*** DATA FOR THE TASK ***

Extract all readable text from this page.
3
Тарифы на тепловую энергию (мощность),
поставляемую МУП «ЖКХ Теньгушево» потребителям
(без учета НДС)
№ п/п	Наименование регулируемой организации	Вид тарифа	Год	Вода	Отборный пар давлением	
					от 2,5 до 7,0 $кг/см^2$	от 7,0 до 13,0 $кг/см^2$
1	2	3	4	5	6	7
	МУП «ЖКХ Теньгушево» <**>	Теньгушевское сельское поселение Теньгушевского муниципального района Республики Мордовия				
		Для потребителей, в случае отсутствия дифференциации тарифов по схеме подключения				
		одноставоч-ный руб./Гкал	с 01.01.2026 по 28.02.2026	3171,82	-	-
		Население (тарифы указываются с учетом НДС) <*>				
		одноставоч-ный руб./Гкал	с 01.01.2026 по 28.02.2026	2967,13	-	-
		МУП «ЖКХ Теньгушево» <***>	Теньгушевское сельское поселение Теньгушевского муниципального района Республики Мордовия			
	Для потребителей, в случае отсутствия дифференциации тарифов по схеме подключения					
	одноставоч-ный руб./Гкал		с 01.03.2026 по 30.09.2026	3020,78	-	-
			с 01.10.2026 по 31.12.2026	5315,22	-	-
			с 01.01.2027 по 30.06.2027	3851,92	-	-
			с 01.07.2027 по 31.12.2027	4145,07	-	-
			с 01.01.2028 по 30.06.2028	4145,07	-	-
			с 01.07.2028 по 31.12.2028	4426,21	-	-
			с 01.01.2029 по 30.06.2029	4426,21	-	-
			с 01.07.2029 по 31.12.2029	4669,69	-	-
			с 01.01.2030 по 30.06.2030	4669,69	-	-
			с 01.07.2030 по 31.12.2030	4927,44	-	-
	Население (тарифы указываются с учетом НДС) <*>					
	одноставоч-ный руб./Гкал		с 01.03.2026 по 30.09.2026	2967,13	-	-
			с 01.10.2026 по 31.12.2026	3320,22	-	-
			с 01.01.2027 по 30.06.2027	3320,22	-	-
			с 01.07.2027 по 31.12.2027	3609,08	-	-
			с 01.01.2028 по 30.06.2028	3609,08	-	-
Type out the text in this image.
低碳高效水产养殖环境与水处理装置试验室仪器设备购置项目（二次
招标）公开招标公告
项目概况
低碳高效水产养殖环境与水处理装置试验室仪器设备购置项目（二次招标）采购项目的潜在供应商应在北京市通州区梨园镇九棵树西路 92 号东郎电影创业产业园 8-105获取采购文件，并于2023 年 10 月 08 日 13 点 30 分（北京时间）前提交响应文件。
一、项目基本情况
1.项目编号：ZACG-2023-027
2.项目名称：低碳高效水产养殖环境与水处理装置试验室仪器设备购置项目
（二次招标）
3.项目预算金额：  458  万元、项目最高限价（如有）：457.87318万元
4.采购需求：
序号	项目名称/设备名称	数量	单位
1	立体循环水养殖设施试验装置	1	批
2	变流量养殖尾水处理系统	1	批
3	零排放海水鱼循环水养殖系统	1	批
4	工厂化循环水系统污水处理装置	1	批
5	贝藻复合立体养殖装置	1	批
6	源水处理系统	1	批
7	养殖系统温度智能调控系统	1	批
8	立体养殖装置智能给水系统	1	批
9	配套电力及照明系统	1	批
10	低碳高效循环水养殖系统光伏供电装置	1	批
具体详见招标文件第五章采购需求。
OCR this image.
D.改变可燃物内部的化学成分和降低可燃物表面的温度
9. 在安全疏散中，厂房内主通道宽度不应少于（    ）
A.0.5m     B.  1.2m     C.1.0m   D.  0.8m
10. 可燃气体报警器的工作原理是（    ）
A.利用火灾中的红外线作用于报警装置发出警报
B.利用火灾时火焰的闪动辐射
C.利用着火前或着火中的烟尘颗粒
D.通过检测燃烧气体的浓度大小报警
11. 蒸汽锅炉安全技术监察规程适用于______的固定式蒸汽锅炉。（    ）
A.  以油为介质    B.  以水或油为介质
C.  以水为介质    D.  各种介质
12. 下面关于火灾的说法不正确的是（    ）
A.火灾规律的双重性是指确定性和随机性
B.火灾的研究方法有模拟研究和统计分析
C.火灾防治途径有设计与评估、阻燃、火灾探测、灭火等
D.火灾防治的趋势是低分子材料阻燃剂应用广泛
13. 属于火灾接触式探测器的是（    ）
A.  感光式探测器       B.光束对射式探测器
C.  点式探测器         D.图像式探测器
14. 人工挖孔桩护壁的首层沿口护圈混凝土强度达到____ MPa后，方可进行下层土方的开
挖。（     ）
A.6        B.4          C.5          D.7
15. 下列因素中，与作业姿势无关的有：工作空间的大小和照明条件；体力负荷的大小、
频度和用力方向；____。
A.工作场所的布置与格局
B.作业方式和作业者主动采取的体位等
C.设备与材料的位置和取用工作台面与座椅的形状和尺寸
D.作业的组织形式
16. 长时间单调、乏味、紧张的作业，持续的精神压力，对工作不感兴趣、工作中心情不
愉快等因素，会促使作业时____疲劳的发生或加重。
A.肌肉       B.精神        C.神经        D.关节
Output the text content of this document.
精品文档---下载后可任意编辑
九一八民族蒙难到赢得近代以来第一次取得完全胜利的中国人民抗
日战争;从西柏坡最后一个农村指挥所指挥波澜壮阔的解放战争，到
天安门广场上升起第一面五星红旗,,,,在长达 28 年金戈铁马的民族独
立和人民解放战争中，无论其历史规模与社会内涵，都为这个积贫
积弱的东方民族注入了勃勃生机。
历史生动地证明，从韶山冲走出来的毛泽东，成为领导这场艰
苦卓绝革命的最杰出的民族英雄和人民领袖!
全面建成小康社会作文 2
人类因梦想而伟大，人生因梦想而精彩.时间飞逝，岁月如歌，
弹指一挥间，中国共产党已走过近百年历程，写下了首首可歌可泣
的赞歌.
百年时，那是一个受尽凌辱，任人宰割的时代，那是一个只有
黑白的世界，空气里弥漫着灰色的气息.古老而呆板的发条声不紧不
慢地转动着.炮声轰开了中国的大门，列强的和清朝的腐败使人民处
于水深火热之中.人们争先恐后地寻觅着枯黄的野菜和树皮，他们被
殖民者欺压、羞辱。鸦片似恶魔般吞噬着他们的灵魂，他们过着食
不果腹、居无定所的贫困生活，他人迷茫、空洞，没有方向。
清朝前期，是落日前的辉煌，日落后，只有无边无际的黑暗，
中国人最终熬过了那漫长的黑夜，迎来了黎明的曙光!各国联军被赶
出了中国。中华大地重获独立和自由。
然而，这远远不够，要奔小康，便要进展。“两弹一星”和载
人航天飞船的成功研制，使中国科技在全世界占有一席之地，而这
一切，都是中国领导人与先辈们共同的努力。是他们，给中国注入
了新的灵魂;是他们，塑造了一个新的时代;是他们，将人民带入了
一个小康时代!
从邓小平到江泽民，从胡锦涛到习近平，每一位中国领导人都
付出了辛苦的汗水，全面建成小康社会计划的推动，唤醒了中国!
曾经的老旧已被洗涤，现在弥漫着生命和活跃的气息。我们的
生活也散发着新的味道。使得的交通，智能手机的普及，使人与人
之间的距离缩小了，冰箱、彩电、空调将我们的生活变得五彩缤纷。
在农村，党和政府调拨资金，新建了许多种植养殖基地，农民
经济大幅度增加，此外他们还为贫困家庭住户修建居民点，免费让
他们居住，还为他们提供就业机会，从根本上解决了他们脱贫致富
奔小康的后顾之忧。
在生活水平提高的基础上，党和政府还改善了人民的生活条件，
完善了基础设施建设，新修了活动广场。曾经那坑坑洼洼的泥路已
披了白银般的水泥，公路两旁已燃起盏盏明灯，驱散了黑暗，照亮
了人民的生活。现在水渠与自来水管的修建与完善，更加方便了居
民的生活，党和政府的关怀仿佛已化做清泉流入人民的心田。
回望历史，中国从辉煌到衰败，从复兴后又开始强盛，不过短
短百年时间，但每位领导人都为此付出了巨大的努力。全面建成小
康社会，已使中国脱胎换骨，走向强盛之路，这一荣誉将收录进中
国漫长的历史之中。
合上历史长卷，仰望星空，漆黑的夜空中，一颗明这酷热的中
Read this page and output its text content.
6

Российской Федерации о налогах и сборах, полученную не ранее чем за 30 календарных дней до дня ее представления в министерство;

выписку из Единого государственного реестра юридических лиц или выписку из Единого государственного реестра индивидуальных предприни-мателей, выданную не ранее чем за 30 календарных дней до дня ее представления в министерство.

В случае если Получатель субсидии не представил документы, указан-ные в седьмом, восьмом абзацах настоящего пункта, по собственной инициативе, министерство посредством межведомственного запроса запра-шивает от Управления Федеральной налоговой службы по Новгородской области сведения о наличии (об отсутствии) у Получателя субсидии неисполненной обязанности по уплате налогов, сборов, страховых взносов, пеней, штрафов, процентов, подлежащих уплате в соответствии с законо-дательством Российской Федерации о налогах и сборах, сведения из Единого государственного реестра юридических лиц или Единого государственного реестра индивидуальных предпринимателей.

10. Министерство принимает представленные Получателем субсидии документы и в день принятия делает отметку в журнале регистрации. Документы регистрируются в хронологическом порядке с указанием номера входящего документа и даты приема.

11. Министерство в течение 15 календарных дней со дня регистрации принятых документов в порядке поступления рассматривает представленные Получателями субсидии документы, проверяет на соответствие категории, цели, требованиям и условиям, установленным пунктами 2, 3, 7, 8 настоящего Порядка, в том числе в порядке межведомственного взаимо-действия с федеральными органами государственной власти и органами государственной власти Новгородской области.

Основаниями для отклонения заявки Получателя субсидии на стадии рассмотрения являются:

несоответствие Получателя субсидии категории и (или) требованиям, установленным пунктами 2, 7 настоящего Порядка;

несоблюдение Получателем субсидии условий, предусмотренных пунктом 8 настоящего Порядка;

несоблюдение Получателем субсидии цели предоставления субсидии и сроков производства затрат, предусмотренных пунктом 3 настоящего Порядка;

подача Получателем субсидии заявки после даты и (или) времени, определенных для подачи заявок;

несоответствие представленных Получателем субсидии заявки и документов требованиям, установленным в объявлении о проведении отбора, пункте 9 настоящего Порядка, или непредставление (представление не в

***

- _TASK_: Find every line of the data that holds the string "Теньгушевское", then say how many there are and nothing else.

- _ANSWER TO THE EXERCISE_: 2